## Work to do
Say how many lines in the records include the string "только", adding no other words.

## The data
____
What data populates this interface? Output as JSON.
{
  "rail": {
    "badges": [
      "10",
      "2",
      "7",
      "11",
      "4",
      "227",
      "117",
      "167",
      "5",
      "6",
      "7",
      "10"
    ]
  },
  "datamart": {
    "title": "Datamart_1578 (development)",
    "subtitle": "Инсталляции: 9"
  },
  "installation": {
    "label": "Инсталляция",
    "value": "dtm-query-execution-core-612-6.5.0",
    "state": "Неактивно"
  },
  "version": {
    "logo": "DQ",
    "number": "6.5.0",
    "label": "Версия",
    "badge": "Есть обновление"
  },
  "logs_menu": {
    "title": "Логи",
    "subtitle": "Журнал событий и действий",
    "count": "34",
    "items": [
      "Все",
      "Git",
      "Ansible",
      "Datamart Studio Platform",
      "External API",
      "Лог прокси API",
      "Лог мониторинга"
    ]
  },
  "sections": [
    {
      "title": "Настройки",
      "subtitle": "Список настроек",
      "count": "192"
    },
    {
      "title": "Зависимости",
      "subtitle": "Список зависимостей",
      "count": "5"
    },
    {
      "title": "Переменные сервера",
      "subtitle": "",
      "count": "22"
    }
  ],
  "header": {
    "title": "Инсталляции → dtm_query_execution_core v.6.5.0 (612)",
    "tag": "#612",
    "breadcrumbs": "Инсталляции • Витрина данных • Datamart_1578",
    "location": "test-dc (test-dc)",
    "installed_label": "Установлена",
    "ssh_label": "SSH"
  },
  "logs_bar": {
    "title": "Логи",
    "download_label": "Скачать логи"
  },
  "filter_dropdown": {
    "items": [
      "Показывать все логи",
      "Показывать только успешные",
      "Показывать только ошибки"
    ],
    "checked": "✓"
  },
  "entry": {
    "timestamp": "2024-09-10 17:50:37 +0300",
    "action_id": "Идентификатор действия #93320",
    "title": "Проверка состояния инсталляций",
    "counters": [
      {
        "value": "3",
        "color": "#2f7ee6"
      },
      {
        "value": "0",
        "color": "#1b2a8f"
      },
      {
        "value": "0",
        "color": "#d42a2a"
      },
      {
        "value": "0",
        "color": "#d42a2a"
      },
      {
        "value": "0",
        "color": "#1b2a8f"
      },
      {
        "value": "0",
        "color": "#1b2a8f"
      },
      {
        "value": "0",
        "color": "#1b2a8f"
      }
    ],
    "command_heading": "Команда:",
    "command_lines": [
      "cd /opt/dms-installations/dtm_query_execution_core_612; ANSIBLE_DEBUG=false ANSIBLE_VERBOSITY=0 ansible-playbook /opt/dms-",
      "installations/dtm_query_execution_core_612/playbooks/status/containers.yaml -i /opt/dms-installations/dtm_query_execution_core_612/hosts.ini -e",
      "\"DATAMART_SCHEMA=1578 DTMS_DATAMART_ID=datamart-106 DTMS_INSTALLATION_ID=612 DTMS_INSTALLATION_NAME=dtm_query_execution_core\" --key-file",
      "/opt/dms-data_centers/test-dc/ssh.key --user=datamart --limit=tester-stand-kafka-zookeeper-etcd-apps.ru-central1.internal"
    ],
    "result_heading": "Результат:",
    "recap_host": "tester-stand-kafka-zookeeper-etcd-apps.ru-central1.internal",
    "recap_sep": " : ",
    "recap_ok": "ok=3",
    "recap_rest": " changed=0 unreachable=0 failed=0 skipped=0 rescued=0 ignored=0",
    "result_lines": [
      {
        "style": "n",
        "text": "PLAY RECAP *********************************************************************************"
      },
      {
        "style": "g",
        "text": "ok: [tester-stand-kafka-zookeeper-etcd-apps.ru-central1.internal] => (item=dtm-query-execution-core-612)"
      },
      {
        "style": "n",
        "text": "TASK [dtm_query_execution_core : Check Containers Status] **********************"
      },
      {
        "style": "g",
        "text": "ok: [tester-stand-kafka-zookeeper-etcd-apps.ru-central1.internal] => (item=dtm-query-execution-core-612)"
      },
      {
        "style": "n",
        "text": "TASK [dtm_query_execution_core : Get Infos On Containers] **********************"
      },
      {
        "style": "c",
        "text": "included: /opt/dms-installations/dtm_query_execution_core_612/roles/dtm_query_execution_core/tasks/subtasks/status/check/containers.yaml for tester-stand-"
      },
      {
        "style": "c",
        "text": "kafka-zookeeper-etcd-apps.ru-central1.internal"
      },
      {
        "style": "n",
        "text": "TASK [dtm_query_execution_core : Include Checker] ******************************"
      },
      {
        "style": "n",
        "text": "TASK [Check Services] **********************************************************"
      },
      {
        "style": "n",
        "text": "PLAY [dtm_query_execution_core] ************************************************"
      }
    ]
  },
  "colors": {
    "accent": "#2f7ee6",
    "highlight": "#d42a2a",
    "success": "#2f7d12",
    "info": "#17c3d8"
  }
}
____
## Solution to this task
2